TO DO => Extract every line below verbatim, leaving out the pictures.

········

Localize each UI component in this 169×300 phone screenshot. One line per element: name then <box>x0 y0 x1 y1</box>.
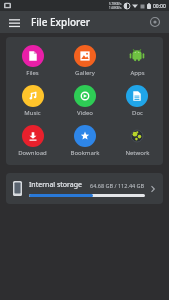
button[interactable]: Video <box>59 84 111 118</box>
staticText: 1.68KB/s <box>109 6 122 10</box>
button[interactable]: Apps <box>111 44 163 78</box>
button[interactable]: Internal storage <box>6 173 163 204</box>
button[interactable]: Music <box>6 84 59 118</box>
staticText: Files <box>26 69 39 77</box>
staticText: Doc <box>132 109 143 117</box>
button[interactable]: Bookmark <box>59 124 111 158</box>
staticText: 5.78KB/s <box>109 2 122 6</box>
staticText: Music <box>24 109 41 117</box>
button[interactable]: Files <box>6 44 59 78</box>
staticText: Apps <box>130 69 145 77</box>
staticText: File Explorer <box>31 15 91 29</box>
button[interactable]: Gallery <box>59 44 111 78</box>
button[interactable]: Network <box>111 124 163 158</box>
button[interactable]: Download <box>6 124 59 158</box>
staticText: 64.68 GB / 112.44 GB <box>90 182 145 189</box>
staticText: Download <box>18 149 47 157</box>
staticText: Video <box>77 109 93 117</box>
staticText: Bookmark <box>70 149 100 157</box>
button[interactable]: Settings <box>145 12 165 32</box>
button[interactable]: Doc <box>111 84 163 118</box>
staticText: Network <box>125 149 150 157</box>
staticText: Internal storage <box>29 180 82 190</box>
button[interactable]: Open navigation menu <box>3 11 25 33</box>
staticText: 00:00 <box>153 3 166 10</box>
staticText: Gallery <box>75 69 95 77</box>
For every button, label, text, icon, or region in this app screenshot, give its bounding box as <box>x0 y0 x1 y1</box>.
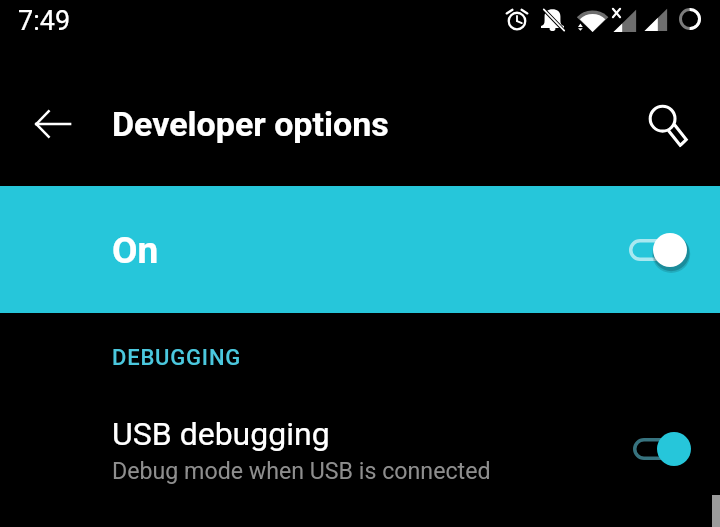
button[interactable]: On <box>0 186 720 313</box>
button[interactable]: USB debugging <box>0 395 720 527</box>
button[interactable]: Developer options on <box>629 229 687 271</box>
staticText: 7:49 <box>18 5 71 37</box>
staticText: Debug mode when USB is connected <box>112 457 491 484</box>
button[interactable]: Search <box>640 97 694 151</box>
button[interactable]: Navigate up <box>26 97 80 151</box>
staticText: Developer options <box>112 104 389 144</box>
staticText: DEBUGGING <box>112 345 242 371</box>
button[interactable]: USB debugging toggle <box>633 428 691 470</box>
staticText: On <box>112 229 159 272</box>
staticText: USB debugging <box>112 415 330 453</box>
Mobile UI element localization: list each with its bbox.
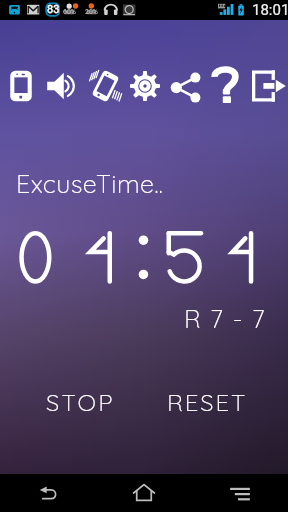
button[interactable]: Recents (192, 474, 288, 512)
staticText: 20% (85, 8, 98, 16)
button[interactable]: Ringer mode (0, 66, 42, 106)
button[interactable]: Volume (42, 66, 83, 106)
staticText: 83 (47, 3, 60, 16)
button[interactable]: Share (165, 66, 206, 106)
staticText: STOP (46, 387, 115, 417)
button[interactable]: Vibrate (83, 66, 124, 106)
button[interactable]: Settings (124, 66, 165, 106)
staticText: 18:01 (252, 1, 288, 19)
staticText: ExcuseTime.. (16, 168, 164, 199)
staticText: R 7 - 7 (184, 303, 267, 334)
button[interactable]: Help (206, 66, 247, 106)
button[interactable]: Home (96, 474, 192, 512)
button[interactable]: Exit (247, 66, 288, 106)
staticText: RESET (167, 387, 248, 417)
button[interactable]: RESET (165, 385, 250, 419)
button[interactable]: STOP (40, 385, 120, 419)
button[interactable]: Back (0, 474, 96, 512)
staticText: 60% (63, 8, 76, 16)
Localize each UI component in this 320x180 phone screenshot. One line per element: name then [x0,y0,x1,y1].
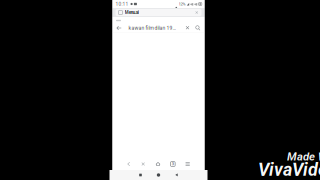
button[interactable]: Stop [140,161,146,167]
button[interactable]: Home [154,170,164,180]
staticText: VivaVideo [258,159,320,180]
staticText: kawan film dilan 1991 [128,25,178,31]
button[interactable]: Recents [136,170,146,180]
staticText: 12% [179,2,186,6]
staticText: 10:11 [116,1,128,7]
button[interactable]: Menu.ai tab [116,9,202,16]
button[interactable]: Close tab [195,11,198,14]
button[interactable]: Clear [186,24,190,32]
button[interactable]: Site icon [118,10,122,14]
button[interactable]: Home [155,161,161,167]
button[interactable]: Search [196,24,200,32]
staticText: Menu.ai [125,10,139,15]
button[interactable]: Back [172,170,182,180]
button[interactable]: Menu [185,161,191,167]
button[interactable]: New tab [116,17,121,24]
staticText: 3 [172,162,174,166]
button[interactable]: Tabs [170,161,176,167]
staticText: Made Wi [287,150,320,163]
button[interactable]: Back [126,161,131,167]
button[interactable]: Back [116,24,122,32]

········

ANSWER TO THIS TASK =>
Localize each UI component in this 169×300 phone screenshot. One line per element: name then <box>x0 y0 x1 y1</box>.
button[interactable]: Video <box>59 84 111 118</box>
staticText: 1.68KB/s <box>109 6 122 10</box>
button[interactable]: Apps <box>111 44 163 78</box>
button[interactable]: Internal storage <box>6 173 163 204</box>
button[interactable]: Music <box>6 84 59 118</box>
staticText: Files <box>26 69 39 77</box>
staticText: Doc <box>132 109 143 117</box>
button[interactable]: Bookmark <box>59 124 111 158</box>
staticText: 5.78KB/s <box>109 2 122 6</box>
staticText: Music <box>24 109 41 117</box>
button[interactable]: Files <box>6 44 59 78</box>
staticText: Apps <box>130 69 145 77</box>
staticText: File Explorer <box>31 15 91 29</box>
button[interactable]: Gallery <box>59 44 111 78</box>
button[interactable]: Network <box>111 124 163 158</box>
button[interactable]: Download <box>6 124 59 158</box>
staticText: 64.68 GB / 112.44 GB <box>90 182 145 189</box>
staticText: Download <box>18 149 47 157</box>
staticText: Video <box>77 109 93 117</box>
staticText: Bookmark <box>70 149 100 157</box>
button[interactable]: Settings <box>145 12 165 32</box>
button[interactable]: Doc <box>111 84 163 118</box>
staticText: Network <box>125 149 150 157</box>
staticText: Internal storage <box>29 180 82 190</box>
button[interactable]: Open navigation menu <box>3 11 25 33</box>
staticText: 00:00 <box>153 3 166 10</box>
staticText: Gallery <box>75 69 95 77</box>
For every button, label, text, icon, or region in this app screenshot, give its bounding box as <box>x0 y0 x1 y1</box>.
button[interactable]: On <box>0 186 720 313</box>
button[interactable]: USB debugging <box>0 395 720 527</box>
button[interactable]: Developer options on <box>629 229 687 271</box>
staticText: 7:49 <box>18 5 71 37</box>
staticText: Debug mode when USB is connected <box>112 457 491 484</box>
button[interactable]: Search <box>640 97 694 151</box>
button[interactable]: Navigate up <box>26 97 80 151</box>
staticText: Developer options <box>112 104 389 144</box>
staticText: DEBUGGING <box>112 345 242 371</box>
button[interactable]: USB debugging toggle <box>633 428 691 470</box>
staticText: On <box>112 229 159 272</box>
staticText: USB debugging <box>112 415 330 453</box>
Mobile UI element localization: list each with its bbox.
button[interactable]: Recents (192, 474, 288, 512)
staticText: 20% (85, 8, 98, 16)
button[interactable]: Ringer mode (0, 66, 42, 106)
button[interactable]: Volume (42, 66, 83, 106)
staticText: 83 (47, 3, 60, 16)
button[interactable]: Share (165, 66, 206, 106)
staticText: STOP (46, 387, 115, 417)
button[interactable]: Vibrate (83, 66, 124, 106)
button[interactable]: Settings (124, 66, 165, 106)
staticText: 18:01 (252, 1, 288, 19)
staticText: ExcuseTime.. (16, 168, 164, 199)
staticText: R 7 - 7 (184, 303, 267, 334)
button[interactable]: Help (206, 66, 247, 106)
button[interactable]: Home (96, 474, 192, 512)
button[interactable]: Exit (247, 66, 288, 106)
staticText: RESET (167, 387, 248, 417)
button[interactable]: RESET (165, 385, 250, 419)
button[interactable]: STOP (40, 385, 120, 419)
button[interactable]: Back (0, 474, 96, 512)
staticText: 60% (63, 8, 76, 16)
Localize each UI component in this 320x180 phone screenshot. One line per element: name then [x0,y0,x1,y1].
button[interactable]: Stop [140,161,146,167]
button[interactable]: Home [154,170,164,180]
staticText: VivaVideo [258,159,320,180]
staticText: kawan film dilan 1991 [128,25,178,31]
button[interactable]: Recents [136,170,146,180]
staticText: 12% [179,2,186,6]
staticText: 10:11 [116,1,128,7]
button[interactable]: Menu.ai tab [116,9,202,16]
button[interactable]: Close tab [195,11,198,14]
button[interactable]: Clear [186,24,190,32]
button[interactable]: Site icon [118,10,122,14]
button[interactable]: Home [155,161,161,167]
button[interactable]: Search [196,24,200,32]
staticText: Menu.ai [125,10,139,15]
button[interactable]: Back [172,170,182,180]
button[interactable]: Menu [185,161,191,167]
button[interactable]: New tab [116,17,121,24]
staticText: 3 [172,162,174,166]
button[interactable]: Tabs [170,161,176,167]
staticText: Made Wi [287,150,320,163]
button[interactable]: Back [126,161,131,167]
button[interactable]: Back [116,24,122,32]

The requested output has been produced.